▸ EXERCISE PROMPT
Identify and reproduce every line holding the string "title".
## Start AVAILABLE RECORDS
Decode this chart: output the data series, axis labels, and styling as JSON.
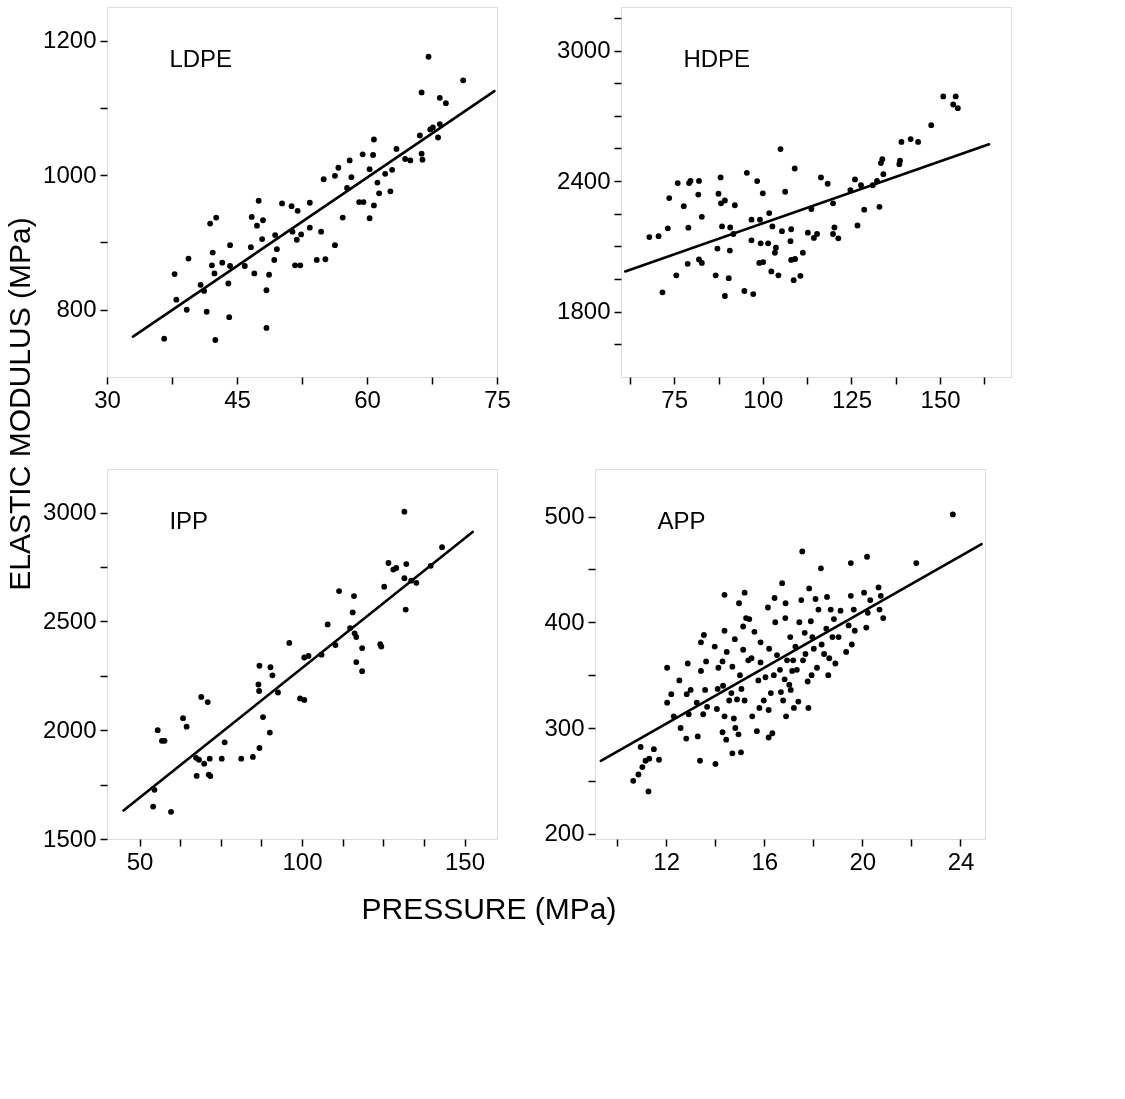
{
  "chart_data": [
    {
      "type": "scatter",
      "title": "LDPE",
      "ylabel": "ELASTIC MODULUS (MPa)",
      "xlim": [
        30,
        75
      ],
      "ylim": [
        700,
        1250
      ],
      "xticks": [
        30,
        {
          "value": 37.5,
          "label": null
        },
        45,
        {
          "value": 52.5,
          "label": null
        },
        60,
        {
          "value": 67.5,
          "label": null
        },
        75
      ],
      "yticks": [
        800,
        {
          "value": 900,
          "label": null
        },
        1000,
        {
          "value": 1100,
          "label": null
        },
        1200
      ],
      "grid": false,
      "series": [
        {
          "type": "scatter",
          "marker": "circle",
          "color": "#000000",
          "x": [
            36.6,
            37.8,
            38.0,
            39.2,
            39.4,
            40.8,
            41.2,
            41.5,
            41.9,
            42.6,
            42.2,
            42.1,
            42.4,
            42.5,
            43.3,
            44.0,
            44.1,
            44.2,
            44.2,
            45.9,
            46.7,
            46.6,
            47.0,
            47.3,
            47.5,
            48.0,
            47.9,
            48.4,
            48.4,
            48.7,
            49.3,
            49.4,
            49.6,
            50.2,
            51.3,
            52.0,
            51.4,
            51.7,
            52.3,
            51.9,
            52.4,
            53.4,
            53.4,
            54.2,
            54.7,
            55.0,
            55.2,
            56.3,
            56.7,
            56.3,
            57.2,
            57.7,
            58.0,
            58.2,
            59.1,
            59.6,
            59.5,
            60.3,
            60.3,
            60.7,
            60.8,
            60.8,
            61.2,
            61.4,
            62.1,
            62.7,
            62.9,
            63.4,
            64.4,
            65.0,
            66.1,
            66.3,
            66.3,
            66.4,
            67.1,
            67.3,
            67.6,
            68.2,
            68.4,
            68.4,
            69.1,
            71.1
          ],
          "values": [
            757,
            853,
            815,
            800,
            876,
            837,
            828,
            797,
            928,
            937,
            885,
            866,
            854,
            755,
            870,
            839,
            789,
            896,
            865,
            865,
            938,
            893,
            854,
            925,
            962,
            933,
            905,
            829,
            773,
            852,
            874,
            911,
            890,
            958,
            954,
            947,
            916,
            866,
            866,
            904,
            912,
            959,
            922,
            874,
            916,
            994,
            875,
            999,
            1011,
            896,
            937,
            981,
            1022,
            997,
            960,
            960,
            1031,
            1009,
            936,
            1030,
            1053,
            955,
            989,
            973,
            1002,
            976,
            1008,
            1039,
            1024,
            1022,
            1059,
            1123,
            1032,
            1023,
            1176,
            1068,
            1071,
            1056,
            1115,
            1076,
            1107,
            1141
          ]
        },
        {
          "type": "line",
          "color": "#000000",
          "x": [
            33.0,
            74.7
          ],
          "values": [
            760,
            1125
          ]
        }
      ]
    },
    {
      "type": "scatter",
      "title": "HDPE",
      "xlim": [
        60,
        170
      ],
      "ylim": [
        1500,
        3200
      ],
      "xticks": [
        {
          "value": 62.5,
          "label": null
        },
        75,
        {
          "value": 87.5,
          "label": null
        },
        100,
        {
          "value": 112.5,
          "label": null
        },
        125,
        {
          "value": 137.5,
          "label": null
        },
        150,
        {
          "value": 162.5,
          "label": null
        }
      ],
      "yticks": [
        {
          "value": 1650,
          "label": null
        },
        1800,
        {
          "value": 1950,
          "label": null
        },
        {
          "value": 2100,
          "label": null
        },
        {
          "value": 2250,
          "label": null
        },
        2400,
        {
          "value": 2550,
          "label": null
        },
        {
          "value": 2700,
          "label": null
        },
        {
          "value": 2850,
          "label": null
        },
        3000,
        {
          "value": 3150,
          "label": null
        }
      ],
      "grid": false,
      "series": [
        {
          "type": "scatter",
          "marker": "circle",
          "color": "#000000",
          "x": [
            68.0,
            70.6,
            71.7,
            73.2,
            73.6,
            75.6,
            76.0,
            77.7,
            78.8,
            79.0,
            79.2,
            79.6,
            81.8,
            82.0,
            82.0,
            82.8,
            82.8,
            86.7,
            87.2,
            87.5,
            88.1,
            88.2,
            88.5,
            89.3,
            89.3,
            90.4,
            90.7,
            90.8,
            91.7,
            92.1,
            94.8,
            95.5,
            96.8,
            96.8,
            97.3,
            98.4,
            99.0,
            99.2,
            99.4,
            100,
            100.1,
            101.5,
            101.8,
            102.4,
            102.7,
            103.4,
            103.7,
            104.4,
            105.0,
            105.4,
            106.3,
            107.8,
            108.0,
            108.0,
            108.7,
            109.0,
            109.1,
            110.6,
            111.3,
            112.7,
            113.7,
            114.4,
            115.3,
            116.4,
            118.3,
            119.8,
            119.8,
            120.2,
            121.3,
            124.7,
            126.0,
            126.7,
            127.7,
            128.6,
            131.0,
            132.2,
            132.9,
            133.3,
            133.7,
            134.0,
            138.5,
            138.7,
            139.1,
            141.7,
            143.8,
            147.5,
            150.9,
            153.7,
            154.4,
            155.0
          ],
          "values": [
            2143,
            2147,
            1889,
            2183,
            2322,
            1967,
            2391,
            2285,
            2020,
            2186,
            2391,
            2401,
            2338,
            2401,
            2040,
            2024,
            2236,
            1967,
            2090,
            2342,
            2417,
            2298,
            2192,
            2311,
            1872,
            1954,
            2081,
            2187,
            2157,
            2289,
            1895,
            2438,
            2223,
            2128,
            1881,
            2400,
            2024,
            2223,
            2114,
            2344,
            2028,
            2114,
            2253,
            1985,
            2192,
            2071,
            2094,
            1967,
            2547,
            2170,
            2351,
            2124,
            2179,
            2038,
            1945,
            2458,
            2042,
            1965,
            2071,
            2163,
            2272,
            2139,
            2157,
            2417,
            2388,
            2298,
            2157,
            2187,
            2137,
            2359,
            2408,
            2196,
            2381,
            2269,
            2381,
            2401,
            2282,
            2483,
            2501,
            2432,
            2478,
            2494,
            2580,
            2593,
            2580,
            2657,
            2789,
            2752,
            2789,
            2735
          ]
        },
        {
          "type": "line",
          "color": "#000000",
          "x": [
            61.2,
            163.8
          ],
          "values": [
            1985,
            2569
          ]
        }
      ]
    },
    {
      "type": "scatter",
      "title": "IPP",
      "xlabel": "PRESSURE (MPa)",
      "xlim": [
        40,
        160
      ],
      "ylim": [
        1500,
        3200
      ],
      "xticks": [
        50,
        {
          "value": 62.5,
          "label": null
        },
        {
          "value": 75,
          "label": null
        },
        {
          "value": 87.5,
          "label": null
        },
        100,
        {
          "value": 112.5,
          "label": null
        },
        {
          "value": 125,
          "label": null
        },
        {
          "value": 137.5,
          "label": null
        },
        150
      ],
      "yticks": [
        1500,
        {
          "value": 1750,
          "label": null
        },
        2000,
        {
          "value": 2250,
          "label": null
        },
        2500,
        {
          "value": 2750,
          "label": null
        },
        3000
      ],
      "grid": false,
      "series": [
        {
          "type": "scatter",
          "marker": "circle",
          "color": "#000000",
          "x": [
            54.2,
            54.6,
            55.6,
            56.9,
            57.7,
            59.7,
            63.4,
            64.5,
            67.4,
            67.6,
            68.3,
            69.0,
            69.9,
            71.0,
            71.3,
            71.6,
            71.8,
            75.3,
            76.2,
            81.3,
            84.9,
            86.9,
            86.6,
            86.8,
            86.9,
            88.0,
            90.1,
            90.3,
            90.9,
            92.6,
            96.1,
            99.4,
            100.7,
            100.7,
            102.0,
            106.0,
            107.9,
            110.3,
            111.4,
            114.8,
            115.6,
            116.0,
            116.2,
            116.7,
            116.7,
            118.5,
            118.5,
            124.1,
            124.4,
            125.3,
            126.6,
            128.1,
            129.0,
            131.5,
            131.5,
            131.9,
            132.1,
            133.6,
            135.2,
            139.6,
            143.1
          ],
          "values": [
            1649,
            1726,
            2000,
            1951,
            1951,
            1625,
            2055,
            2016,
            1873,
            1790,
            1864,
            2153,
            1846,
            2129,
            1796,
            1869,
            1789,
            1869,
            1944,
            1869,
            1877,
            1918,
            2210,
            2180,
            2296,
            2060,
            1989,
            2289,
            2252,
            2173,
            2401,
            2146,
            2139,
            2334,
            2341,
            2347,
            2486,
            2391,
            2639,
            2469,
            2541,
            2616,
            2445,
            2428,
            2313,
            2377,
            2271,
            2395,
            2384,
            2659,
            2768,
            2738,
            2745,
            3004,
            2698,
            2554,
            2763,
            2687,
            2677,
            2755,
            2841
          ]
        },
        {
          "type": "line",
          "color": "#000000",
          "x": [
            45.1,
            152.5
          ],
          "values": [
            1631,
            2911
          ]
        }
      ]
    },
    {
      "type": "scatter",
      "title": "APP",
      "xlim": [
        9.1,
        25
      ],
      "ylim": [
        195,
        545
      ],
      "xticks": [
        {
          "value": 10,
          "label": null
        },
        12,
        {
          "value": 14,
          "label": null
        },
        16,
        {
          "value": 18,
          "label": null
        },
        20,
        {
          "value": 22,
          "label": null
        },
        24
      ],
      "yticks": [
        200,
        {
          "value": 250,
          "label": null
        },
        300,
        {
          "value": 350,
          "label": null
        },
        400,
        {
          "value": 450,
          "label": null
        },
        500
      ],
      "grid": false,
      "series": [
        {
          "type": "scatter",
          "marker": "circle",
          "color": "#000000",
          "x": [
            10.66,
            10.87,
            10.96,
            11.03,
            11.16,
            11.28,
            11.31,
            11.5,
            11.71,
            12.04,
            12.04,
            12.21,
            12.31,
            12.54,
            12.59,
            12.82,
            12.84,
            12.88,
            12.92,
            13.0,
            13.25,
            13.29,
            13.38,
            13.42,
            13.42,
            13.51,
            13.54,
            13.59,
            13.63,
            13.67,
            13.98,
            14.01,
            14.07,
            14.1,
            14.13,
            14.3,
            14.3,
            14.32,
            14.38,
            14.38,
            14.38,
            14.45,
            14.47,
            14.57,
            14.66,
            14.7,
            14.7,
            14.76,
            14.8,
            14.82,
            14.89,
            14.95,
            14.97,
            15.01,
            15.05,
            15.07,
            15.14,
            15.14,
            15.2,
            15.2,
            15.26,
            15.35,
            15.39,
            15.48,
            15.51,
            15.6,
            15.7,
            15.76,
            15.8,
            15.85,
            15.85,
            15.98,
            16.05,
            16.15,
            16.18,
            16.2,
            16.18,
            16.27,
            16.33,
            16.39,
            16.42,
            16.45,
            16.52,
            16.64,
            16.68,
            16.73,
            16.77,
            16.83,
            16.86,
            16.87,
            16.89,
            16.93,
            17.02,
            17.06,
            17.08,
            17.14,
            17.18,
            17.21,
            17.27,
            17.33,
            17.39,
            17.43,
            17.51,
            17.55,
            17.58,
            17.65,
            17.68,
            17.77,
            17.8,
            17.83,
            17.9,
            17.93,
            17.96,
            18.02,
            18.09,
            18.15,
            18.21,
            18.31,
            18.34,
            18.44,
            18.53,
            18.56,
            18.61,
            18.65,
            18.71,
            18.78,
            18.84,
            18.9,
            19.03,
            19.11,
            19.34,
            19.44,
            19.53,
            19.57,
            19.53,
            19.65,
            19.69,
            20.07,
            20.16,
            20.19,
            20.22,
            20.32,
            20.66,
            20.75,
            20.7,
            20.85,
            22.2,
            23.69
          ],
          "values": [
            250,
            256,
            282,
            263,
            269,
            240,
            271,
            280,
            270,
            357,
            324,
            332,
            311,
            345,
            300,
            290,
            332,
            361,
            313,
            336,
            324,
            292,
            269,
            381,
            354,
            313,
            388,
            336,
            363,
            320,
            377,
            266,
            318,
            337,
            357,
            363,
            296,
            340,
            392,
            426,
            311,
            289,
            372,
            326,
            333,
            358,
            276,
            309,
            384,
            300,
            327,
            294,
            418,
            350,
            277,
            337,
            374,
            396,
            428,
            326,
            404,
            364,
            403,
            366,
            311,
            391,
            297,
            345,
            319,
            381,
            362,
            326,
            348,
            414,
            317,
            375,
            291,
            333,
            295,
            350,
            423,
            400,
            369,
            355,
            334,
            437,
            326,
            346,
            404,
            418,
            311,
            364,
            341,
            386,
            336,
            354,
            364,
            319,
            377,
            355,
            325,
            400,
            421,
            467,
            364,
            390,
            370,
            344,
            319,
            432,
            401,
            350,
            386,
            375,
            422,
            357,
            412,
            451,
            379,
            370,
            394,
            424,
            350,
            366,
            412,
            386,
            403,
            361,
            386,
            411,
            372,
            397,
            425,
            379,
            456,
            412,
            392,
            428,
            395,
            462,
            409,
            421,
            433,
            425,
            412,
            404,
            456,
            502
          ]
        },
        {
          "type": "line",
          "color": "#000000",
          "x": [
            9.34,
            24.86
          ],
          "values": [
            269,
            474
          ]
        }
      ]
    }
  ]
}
## End AVAILABLE RECORDS
▸ RESULT OF THE TASK
      "title": "LDPE",
      "title": "HDPE",
      "title": "IPP",
      "title": "APP",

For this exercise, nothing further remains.